SET EXERCISE: Repeat the material exactly as it appears.

Saved entries

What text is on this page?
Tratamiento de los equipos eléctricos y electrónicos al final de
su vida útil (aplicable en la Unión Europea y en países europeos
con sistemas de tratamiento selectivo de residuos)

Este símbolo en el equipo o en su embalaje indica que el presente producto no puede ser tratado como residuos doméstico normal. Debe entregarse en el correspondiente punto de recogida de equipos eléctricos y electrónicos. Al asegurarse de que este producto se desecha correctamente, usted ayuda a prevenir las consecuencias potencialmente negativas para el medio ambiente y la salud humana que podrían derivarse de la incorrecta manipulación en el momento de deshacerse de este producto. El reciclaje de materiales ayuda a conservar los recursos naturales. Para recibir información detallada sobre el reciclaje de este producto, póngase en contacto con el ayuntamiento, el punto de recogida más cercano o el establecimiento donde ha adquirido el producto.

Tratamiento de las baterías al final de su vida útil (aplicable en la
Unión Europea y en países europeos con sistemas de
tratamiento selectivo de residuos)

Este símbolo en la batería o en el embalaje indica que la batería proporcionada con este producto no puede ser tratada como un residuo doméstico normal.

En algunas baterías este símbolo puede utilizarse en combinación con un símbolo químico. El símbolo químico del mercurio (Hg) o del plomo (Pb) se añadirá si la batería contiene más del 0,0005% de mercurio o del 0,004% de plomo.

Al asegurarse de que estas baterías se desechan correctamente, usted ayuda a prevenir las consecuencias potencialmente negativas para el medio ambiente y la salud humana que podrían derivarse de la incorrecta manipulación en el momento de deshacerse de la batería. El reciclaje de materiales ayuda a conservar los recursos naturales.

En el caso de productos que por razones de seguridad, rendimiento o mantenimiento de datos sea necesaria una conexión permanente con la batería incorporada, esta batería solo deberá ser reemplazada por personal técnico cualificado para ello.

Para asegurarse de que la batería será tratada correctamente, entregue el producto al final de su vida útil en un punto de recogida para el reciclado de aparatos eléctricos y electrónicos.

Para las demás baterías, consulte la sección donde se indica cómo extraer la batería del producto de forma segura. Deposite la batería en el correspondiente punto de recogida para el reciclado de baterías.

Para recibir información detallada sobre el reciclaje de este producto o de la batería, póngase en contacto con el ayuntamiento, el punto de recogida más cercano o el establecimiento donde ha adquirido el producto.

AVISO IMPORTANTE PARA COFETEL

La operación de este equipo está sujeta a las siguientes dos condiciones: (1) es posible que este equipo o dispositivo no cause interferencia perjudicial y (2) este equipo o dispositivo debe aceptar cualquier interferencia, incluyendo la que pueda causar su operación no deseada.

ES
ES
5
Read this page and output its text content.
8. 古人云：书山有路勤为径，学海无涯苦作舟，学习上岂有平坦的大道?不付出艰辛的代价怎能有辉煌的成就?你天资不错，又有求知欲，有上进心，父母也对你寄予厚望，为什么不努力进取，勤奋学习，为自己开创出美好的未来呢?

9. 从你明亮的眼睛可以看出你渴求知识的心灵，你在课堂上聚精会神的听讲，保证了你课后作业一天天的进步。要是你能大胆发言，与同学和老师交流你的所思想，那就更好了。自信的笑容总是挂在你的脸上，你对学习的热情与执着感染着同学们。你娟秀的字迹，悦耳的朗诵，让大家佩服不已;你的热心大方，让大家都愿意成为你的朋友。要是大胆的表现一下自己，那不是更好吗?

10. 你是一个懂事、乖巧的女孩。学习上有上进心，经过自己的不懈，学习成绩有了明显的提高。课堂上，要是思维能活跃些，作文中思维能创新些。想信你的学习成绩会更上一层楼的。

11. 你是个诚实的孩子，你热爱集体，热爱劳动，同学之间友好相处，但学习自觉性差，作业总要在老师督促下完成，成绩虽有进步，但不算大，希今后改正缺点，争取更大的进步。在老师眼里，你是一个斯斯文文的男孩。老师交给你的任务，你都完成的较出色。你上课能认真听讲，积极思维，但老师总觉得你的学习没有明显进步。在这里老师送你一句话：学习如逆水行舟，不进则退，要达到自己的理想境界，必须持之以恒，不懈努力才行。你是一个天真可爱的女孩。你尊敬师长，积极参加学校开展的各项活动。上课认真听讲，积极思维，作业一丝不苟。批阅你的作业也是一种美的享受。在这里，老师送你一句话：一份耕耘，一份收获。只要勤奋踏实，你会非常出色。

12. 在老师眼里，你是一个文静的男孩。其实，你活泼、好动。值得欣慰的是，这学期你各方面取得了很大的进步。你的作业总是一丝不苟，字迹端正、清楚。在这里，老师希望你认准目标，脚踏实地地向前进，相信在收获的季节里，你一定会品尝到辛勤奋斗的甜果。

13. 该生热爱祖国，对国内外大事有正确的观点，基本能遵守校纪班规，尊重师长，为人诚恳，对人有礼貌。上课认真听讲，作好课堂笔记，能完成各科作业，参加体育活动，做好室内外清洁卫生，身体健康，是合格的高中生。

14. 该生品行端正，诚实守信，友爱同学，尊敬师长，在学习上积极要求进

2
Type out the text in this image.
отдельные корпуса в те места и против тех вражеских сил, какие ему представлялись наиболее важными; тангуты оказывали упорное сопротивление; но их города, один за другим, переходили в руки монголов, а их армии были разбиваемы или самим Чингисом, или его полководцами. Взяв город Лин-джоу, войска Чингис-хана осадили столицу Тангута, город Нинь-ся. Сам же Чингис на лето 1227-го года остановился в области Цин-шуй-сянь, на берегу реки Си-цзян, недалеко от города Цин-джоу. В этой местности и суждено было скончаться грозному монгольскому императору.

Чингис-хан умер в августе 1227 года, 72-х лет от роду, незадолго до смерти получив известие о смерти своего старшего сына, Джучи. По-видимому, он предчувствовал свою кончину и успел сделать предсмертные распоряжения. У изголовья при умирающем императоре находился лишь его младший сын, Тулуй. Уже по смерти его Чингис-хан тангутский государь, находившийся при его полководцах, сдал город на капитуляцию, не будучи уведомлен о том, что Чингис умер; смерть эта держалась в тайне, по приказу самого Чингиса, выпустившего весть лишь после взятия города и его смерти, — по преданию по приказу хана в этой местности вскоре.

EXERCISE RESPONSE:
What text is on this page?
Tratamiento de los equipos eléctricos y electrónicos al final de
su vida útil (aplicable en la Unión Europea y en países europeos
con sistemas de tratamiento selectivo de residuos)

Este símbolo en el equipo o en su embalaje indica que el presente producto no puede ser tratado como residuos doméstico normal. Debe entregarse en el correspondiente punto de recogida de equipos eléctricos y electrónicos. Al asegurarse de que este producto se desecha correctamente, usted ayuda a prevenir las consecuencias potencialmente negativas para el medio ambiente y la salud humana que podrían derivarse de la incorrecta manipulación en el momento de deshacerse de este producto. El reciclaje de materiales ayuda a conservar los recursos naturales. Para recibir información detallada sobre el reciclaje de este producto, póngase en contacto con el ayuntamiento, el punto de recogida más cercano o el establecimiento donde ha adquirido el producto.

Tratamiento de las baterías al final de su vida útil (aplicable en la
Unión Europea y en países europeos con sistemas de
tratamiento selectivo de residuos)

Este símbolo en la batería o en el embalaje indica que la batería proporcionada con este producto no puede ser tratada como un residuo doméstico normal.

En algunas baterías este símbolo puede utilizarse en combinación con un símbolo químico. El símbolo químico del mercurio (Hg) o del plomo (Pb) se añadirá si la batería contiene más del 0,0005% de mercurio o del 0,004% de plomo.

Al asegurarse de que estas baterías se desechan correctamente, usted ayuda a prevenir las consecuencias potencialmente negativas para el medio ambiente y la salud humana que podrían derivarse de la incorrecta manipulación en el momento de deshacerse de la batería. El reciclaje de materiales ayuda a conservar los recursos naturales.

En el caso de productos que por razones de seguridad, rendimiento o mantenimiento de datos sea necesaria una conexión permanente con la batería incorporada, esta batería solo deberá ser reemplazada por personal técnico cualificado para ello.

Para asegurarse de que la batería será tratada correctamente, entregue el producto al final de su vida útil en un punto de recogida para el reciclado de aparatos eléctricos y electrónicos.

Para las demás baterías, consulte la sección donde se indica cómo extraer la batería del producto de forma segura. Deposite la batería en el correspondiente punto de recogida para el reciclado de baterías.

Para recibir información detallada sobre el reciclaje de este producto o de la batería, póngase en contacto con el ayuntamiento, el punto de recogida más cercano o el establecimiento donde ha adquirido el producto.

AVISO IMPORTANTE PARA COFETEL

La operación de este equipo está sujeta a las siguientes dos condiciones: (1) es posible que este equipo o dispositivo no cause interferencia perjudicial y (2) este equipo o dispositivo debe aceptar cualquier interferencia, incluyendo la que pueda causar su operación no deseada.

ES
ES
5
Read this page and output its text content.
8. 古人云：书山有路勤为径，学海无涯苦作舟，学习上岂有平坦的大道?不付出艰辛的代价怎能有辉煌的成就?你天资不错，又有求知欲，有上进心，父母也对你寄予厚望，为什么不努力进取，勤奋学习，为自己开创出美好的未来呢?

9. 从你明亮的眼睛可以看出你渴求知识的心灵，你在课堂上聚精会神的听讲，保证了你课后作业一天天的进步。要是你能大胆发言，与同学和老师交流你的所思想，那就更好了。自信的笑容总是挂在你的脸上，你对学习的热情与执着感染着同学们。你娟秀的字迹，悦耳的朗诵，让大家佩服不已;你的热心大方，让大家都愿意成为你的朋友。要是大胆的表现一下自己，那不是更好吗?

10. 你是一个懂事、乖巧的女孩。学习上有上进心，经过自己的不懈，学习成绩有了明显的提高。课堂上，要是思维能活跃些，作文中思维能创新些。想信你的学习成绩会更上一层楼的。

11. 你是个诚实的孩子，你热爱集体，热爱劳动，同学之间友好相处，但学习自觉性差，作业总要在老师督促下完成，成绩虽有进步，但不算大，希今后改正缺点，争取更大的进步。在老师眼里，你是一个斯斯文文的男孩。老师交给你的任务，你都完成的较出色。你上课能认真听讲，积极思维，但老师总觉得你的学习没有明显进步。在这里老师送你一句话：学习如逆水行舟，不进则退，要达到自己的理想境界，必须持之以恒，不懈努力才行。你是一个天真可爱的女孩。你尊敬师长，积极参加学校开展的各项活动。上课认真听讲，积极思维，作业一丝不苟。批阅你的作业也是一种美的享受。在这里，老师送你一句话：一份耕耘，一份收获。只要勤奋踏实，你会非常出色。

12. 在老师眼里，你是一个文静的男孩。其实，你活泼、好动。值得欣慰的是，这学期你各方面取得了很大的进步。你的作业总是一丝不苟，字迹端正、清楚。在这里，老师希望你认准目标，脚踏实地地向前进，相信在收获的季节里，你一定会品尝到辛勤奋斗的甜果。

13. 该生热爱祖国，对国内外大事有正确的观点，基本能遵守校纪班规，尊重师长，为人诚恳，对人有礼貌。上课认真听讲，作好课堂笔记，能完成各科作业，参加体育活动，做好室内外清洁卫生，身体健康，是合格的高中生。

14. 该生品行端正，诚实守信，友爱同学，尊敬师长，在学习上积极要求进

2
Type out the text in this image.
отдельные корпуса в те места и против тех вражеских сил, какие ему представлялись наиболее важными; тангуты оказывали упорное сопротивление; но их города, один за другим, переходили в руки монголов, а их армии были разбиваемы или самим Чингисом, или его полководцами. Взяв город Лин-джоу, войска Чингис-хана осадили столицу Тангута, город Нинь-ся. Сам же Чингис на лето 1227-го года остановился в области Цин-шуй-сянь, на берегу реки Си-цзян, недалеко от города Цин-джоу. В этой местности и суждено было скончаться грозному монгольскому императору.

Чингис-хан умер в августе 1227 года, 72-х лет от роду, незадолго до смерти получив известие о смерти своего старшего сына, Джучи. По-видимому, он предчувствовал свою кончину и успел сделать предсмертные распоряжения. У изголовья при умирающем императоре находился лишь его младший сын, Тулуй. Уже по смерти его Чингис-хан тангутский государь, находившийся при его полководцах, сдал город на капитуляцию, не будучи уведомлен о том, что Чингис умер; смерть эта держалась в тайне, по приказу самого Чингиса, выпустившего весть лишь после взятия города и его смерти, — по преданию по приказу хана в этой местности вскоре.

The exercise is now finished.